__Text__:
(begin)
In blending Cognac cask-aged rum from Africa with ex-bourbon cask rum from the Caribbean, Equiano Rum brings together liquid from Barbados’s Foursquare Distillery and Gray’s Distillery of Mauritius in one…

In blending Cognac cask-aged rum from Africa with ex-bourbon cask rum from the Caribbean, Equiano Rum brings together liquid from Barbados’s Foursquare Distillery and Gray’s Distillery of Mauritius in one exquisite bottling. Here, we talk with global rum ambassador and Equiano co-founder Ian Burrell …

A combination of aged molasses rums sourced from Barbados and Mauritius, the world’s first African-Caribbean rum is the brainchild of global rum ambassador Ian Burrell and Foursquare Distillery’s master distiller and blender Richard Seale. The duo were “looking to create a unique rum that tasted good, was a little bit different, and could talk about terroir,” says Burrell. “Great rums are often influenced by where they’re fermented, distilled and aged, so we wanted to have something that combined two different cultures and two different styles.”

Equiano begins its journey at Gray’s distillery in Mauritius, where molasses is fermented and distilled in a column still, before being aged in ex-Cognac casks made from French limousin oak, owing to the French influence on the island. Then the rum is shipped to Foursquare Distillery, where master distiller and blender Richard Seale blends it with his traditional-style Barbados rum, a blend of pot still and column still distillates aged in first-fill bourbon casks, “which is the tradition in the Caribbean since the fifties,” says Burrell. The liquids are married and later bottled at Foursquare.

While the Caribbean has long been renowned for its rum-making prowess, Africa has lagged behind. Although sugarcane is grown on the continent, it isn’t used for rum on the same scale, so “it’s very limited for the style and the types of rum we could use,” says Burrell. Despite limited production, there are pockets of superb producers to be found all across South Africa, the Seychelles, and, of course, Mauritius, he says – with a few smaller, more local rums coming out of Ghana, Nigeria, and Madagascar. 

The rum’s name comes from Olaudah Equiano, a writer and abolitionist from the 1700s, whose personal life journey is reflected in the journey of the rum. An “enslaved man who bought his freedom and wrote compellingly about his experiences”, it says in the British Library catalogue, Equiano ‘was an extraordinary man who became a prominent figure associated with the campaign to abolish the slave trade’. It goes on to say: “Equiano was born in what is now Nigeria and sold into slavery aged 11. After spells in Barbados and Virginia he spent eight years travelling the world as slave to a British Royal Navy officer, who renamed him Gustavus Vassa. His final master, an English merchant in Montserrat, let him buy his freedom for £40 – almost a year’s salary for a teacher, but Equiano made it in three years of trading on the side.”
(end)
__What the task requires__: Continue the article on Equiano Rum, starting right after its final sentence about Equiano buying his freedom.

__Given entries__:
(begin)
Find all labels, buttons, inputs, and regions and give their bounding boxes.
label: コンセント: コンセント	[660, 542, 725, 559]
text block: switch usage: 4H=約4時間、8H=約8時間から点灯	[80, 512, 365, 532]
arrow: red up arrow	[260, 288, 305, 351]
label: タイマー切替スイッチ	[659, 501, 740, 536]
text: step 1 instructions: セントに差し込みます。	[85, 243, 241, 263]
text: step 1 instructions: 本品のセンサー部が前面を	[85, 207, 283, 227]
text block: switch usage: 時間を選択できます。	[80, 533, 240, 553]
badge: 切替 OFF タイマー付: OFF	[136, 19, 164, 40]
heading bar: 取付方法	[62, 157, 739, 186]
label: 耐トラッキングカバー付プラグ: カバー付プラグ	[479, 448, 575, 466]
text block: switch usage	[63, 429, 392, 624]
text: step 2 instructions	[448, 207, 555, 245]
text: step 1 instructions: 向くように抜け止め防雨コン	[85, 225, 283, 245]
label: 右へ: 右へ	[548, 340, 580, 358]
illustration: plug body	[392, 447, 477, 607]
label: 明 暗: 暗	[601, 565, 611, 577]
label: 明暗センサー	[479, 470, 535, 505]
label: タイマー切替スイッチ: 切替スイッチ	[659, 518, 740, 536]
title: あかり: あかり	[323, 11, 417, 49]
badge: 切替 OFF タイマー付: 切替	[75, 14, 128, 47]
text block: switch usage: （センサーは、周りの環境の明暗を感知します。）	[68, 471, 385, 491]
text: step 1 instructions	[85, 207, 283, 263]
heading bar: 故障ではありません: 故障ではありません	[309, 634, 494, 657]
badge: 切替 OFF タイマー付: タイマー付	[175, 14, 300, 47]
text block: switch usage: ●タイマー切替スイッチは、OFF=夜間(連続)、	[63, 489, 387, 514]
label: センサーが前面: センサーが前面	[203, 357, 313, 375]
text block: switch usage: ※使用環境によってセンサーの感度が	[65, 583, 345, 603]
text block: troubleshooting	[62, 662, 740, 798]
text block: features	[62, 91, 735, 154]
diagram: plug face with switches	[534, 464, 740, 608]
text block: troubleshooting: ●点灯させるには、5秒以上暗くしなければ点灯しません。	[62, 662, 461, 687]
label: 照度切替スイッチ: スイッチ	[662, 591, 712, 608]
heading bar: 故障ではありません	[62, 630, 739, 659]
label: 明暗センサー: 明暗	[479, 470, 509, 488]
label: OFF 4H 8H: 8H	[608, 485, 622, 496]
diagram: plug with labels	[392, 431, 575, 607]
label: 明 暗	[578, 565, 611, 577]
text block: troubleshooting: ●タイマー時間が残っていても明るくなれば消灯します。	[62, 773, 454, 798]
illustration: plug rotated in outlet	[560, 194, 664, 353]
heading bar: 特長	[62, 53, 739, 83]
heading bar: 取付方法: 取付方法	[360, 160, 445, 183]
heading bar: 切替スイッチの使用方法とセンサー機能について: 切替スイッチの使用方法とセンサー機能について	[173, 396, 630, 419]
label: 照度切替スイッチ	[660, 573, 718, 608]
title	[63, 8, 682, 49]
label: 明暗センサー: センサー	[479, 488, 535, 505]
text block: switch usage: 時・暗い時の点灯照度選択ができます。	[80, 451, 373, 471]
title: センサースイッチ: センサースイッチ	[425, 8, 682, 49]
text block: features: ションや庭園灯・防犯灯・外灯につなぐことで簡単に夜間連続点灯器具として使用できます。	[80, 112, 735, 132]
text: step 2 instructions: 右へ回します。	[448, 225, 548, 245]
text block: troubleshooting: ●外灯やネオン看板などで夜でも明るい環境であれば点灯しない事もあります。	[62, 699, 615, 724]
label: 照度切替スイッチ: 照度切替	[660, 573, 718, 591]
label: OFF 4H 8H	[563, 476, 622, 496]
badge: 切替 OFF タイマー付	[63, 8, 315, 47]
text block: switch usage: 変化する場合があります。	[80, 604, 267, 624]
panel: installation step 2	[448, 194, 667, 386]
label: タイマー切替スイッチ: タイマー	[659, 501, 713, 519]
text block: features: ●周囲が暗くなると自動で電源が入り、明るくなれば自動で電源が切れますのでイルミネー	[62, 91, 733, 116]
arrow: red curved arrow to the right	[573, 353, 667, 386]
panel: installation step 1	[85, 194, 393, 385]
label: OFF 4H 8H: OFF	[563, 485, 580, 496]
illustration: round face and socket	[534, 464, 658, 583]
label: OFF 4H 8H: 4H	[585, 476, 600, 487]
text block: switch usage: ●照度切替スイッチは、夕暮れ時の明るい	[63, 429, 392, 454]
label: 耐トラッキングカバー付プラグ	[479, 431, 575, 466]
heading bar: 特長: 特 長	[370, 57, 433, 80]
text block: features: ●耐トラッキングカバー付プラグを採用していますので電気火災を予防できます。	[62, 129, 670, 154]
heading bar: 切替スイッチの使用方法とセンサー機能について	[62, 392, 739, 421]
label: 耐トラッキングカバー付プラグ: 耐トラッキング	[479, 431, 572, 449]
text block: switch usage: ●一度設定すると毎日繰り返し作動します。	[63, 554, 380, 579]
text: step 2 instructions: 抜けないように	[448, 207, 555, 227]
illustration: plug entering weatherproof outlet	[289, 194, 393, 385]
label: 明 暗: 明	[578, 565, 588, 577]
(end)
(begin)
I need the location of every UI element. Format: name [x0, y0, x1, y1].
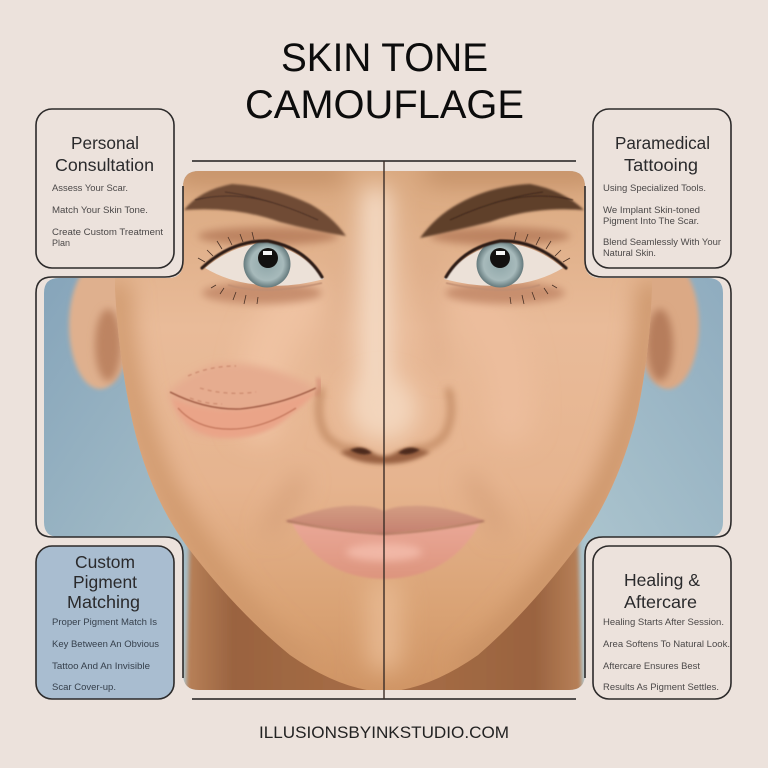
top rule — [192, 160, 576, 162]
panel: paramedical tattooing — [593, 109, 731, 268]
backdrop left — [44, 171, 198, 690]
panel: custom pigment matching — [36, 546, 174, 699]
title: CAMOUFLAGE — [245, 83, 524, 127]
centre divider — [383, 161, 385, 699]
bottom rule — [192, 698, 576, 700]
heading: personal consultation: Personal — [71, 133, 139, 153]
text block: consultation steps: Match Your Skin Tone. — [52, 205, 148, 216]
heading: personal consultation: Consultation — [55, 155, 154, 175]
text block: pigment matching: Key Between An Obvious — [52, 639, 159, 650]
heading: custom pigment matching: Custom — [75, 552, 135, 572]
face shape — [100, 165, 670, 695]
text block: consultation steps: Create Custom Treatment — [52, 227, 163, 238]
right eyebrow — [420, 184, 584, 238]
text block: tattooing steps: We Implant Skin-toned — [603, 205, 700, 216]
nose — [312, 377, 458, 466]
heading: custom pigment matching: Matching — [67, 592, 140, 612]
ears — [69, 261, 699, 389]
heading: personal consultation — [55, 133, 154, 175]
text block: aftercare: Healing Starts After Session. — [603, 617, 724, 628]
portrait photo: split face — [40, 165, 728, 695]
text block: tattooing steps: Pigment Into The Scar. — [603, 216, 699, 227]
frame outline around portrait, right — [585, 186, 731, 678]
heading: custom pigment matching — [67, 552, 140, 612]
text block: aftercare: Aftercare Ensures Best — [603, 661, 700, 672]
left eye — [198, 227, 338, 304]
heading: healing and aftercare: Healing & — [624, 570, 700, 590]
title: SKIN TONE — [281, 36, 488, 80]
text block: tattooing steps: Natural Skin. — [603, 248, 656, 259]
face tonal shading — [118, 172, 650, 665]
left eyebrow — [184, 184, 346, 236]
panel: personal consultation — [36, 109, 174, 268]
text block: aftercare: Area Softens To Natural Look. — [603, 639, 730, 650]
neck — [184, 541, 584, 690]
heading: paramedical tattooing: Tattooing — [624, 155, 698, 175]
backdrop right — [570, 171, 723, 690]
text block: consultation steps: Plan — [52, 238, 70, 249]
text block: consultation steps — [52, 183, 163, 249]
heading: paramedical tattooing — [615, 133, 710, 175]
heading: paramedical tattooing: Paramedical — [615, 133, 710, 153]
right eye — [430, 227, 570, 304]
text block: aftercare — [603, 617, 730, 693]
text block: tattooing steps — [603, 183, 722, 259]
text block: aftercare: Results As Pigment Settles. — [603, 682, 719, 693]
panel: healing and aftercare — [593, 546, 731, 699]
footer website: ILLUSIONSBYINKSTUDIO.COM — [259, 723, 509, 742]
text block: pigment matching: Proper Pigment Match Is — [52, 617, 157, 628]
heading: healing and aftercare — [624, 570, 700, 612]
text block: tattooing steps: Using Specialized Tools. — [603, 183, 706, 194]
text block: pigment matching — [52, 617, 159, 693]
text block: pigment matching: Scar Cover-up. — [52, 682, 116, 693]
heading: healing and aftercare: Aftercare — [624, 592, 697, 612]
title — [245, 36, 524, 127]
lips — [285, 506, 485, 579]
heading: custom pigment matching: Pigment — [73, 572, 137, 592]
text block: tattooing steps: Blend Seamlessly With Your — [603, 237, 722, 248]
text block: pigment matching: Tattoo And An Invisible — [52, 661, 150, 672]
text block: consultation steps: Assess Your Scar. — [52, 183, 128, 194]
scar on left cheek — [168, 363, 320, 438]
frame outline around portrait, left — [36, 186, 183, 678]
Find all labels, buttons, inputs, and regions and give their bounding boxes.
(end)
__Expected output__:
After working as an explorer and merchant for 20 years, he settled in England, where he later published his memoirs – titled, The Interesting Narrative of the Life of Olaudah Equiano, or Gustavus Vassa, the African – in 1789. One of the first books in Europe to be penned by a black African writer, the book was hugely successful and sold out immediately, with a second edition published later the same year. It was pivotal in swaying public opinion about slavery. By 1807 Britain had formally abolished the trade, though sadly Equiano didn’t live long enough to see it, having died just a decade earlier. 

“It was important for us to have that journey of the rum coming from Africa, going to the Caribbean and then ending up in England, because that’s the journey Equiano made when he was enslaved,” says Burrell. “He was a revolutionary and an entrepreneur, and we felt a brand like Equiano should represent the people who want to learn about the world and travel and push their own boundaries.” He went on to say: “Equiano’s values distil our beliefs perfectly and that is why we’re giving 5% of company profits to ground-level freedom and equality projects annually, and celebrating a man who we all aspire to be more like.”

Designed to be a ‘modern and matured sipping rum’, Equiano is 100% natural, which means no additives, sugar, spices, colourants or sulphites. It ought to be enjoyed however you please – neat, on the rocks, with a mixer – but we’re particularly keen to see it stirred into a classic cocktail, think: Manhattan, Old Fashioned, or even a Daiquiri.

Equiano Old Fashioned

Curious about how it tastes? We’ll leave you with Burrell’s characterful tasting notes…

Nose: “Like any quality premium rum, Equiano subtly delivers tropical warmth as soon as its aroma touches your nose. Rich, notes of dried fruits such as raisins and sultanas combine with sweet toffee, butterscotch and caramel culminating with a suggestion of orange peel, vanilla and buttered wood.”

Palate: “Equiano delivers all the natural sweet notes of a well-aged rum from American white oak ex-bourbon casks. It has a warm toffee and butterscotch mouth-feel, with chewy raisins and brown sugar flavours that emerge from the liquid as it caresses your tongue.”

Finish: “Although Equiano is a naturally sweet rum with no added sugar or spices, it has a medium to sweet ending with touches of oak, anise, sweet pepper with a hint of bitter orange peel.”

Equiano is available from Master of Malt.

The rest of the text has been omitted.